# Task goal
From the listing below, count the lines where the string "Frage" occurs. Give the number, with no other words.

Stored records
________________________

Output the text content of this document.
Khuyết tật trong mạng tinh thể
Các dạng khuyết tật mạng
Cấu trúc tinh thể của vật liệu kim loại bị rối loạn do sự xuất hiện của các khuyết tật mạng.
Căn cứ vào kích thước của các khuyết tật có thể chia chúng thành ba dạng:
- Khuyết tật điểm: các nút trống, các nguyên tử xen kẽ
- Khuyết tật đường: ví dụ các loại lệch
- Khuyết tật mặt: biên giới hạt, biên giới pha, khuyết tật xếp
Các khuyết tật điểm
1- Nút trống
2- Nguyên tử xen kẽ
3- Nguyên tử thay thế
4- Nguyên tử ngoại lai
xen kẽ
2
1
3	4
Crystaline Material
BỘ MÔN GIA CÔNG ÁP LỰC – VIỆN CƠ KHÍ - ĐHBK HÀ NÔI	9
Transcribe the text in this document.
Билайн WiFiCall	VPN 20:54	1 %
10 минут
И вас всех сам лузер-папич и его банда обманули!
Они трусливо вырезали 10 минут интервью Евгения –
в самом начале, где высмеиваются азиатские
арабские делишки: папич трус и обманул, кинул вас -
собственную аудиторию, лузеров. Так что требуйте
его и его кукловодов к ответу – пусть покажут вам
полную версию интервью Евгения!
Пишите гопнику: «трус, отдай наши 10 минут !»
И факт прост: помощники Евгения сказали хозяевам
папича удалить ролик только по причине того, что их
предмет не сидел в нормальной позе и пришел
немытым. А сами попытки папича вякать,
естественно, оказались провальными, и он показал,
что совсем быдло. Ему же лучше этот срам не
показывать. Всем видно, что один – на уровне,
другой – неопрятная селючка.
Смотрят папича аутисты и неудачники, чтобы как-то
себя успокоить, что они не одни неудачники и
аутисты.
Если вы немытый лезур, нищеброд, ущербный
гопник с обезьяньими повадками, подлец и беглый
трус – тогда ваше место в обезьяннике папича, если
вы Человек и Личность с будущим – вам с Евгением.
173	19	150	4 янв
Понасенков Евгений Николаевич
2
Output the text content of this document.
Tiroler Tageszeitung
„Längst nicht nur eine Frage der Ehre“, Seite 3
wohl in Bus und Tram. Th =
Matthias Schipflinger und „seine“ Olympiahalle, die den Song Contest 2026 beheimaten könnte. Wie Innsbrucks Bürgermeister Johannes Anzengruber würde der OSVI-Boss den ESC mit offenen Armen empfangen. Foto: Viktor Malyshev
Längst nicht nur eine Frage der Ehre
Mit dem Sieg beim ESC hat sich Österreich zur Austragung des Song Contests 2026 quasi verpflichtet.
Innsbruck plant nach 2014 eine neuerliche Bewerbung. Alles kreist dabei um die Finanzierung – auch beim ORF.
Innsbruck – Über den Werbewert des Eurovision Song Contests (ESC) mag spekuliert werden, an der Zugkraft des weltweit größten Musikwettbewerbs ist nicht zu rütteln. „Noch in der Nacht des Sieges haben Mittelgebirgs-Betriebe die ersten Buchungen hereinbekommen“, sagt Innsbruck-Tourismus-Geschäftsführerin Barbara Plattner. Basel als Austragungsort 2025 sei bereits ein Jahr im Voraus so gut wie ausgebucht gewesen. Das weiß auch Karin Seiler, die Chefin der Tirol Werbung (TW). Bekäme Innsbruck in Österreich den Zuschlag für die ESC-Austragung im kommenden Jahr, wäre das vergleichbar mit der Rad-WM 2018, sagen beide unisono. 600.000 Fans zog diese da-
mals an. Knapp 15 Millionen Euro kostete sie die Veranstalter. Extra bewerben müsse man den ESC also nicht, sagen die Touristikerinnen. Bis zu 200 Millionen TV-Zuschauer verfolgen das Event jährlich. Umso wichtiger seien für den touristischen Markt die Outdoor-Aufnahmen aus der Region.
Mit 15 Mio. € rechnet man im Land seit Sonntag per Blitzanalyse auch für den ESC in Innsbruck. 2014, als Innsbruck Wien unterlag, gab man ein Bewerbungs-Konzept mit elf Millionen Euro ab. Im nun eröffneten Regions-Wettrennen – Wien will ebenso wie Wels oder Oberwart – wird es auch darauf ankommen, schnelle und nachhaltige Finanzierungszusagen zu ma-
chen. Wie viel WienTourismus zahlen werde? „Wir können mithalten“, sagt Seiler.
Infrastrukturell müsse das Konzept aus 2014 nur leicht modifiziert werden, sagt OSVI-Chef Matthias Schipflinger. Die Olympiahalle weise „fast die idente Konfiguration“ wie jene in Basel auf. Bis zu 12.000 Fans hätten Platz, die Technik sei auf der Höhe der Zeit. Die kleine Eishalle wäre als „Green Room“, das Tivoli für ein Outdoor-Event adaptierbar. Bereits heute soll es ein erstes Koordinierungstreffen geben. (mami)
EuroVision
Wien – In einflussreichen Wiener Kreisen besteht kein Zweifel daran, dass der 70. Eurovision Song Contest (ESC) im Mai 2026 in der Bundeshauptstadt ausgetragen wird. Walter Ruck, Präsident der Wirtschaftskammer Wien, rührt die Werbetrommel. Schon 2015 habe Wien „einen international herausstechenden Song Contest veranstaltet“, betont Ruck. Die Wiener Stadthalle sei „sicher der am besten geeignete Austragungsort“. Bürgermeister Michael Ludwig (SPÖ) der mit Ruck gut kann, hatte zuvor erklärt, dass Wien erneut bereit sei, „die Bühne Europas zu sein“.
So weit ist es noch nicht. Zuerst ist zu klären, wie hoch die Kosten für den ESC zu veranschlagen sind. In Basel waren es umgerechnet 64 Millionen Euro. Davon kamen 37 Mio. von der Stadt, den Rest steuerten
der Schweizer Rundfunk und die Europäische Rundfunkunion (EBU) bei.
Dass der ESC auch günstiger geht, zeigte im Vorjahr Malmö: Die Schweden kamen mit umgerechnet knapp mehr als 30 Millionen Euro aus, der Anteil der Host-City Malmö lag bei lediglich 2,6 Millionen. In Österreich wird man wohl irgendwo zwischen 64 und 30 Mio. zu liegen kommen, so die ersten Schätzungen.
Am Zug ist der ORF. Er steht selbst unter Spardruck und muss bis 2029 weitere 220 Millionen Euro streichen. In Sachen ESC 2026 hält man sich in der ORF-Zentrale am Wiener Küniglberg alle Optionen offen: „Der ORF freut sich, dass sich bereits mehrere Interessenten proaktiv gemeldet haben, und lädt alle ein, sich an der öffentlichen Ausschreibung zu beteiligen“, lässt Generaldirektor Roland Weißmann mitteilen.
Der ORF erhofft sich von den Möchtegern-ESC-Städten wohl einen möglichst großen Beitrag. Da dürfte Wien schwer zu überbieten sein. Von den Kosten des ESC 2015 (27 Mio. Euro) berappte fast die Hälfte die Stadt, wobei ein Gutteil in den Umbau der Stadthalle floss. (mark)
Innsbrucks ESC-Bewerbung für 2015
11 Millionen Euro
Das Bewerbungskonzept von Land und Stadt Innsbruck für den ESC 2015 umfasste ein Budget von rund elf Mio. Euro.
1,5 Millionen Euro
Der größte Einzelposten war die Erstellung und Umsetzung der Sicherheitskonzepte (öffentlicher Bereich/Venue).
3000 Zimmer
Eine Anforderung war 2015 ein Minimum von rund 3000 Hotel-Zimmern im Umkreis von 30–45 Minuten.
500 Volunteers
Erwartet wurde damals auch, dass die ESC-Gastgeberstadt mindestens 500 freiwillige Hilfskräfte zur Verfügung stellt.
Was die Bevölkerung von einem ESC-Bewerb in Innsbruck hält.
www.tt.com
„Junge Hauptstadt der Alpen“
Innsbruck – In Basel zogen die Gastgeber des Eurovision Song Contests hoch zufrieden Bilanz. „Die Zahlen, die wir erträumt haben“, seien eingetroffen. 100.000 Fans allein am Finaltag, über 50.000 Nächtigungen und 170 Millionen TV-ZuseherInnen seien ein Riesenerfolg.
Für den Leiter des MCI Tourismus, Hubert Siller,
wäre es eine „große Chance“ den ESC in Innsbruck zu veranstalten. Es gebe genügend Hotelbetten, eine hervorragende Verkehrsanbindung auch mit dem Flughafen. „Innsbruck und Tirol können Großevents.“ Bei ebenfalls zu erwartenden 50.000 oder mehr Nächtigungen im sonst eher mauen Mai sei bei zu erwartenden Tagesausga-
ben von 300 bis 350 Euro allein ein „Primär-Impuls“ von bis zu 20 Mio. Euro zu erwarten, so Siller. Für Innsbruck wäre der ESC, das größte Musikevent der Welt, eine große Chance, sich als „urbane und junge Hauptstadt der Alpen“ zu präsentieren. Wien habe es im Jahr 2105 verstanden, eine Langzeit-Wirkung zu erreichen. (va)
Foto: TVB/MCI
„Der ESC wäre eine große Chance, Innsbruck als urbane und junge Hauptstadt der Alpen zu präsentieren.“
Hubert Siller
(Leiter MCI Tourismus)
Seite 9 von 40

________________________

# Answer to this problem
2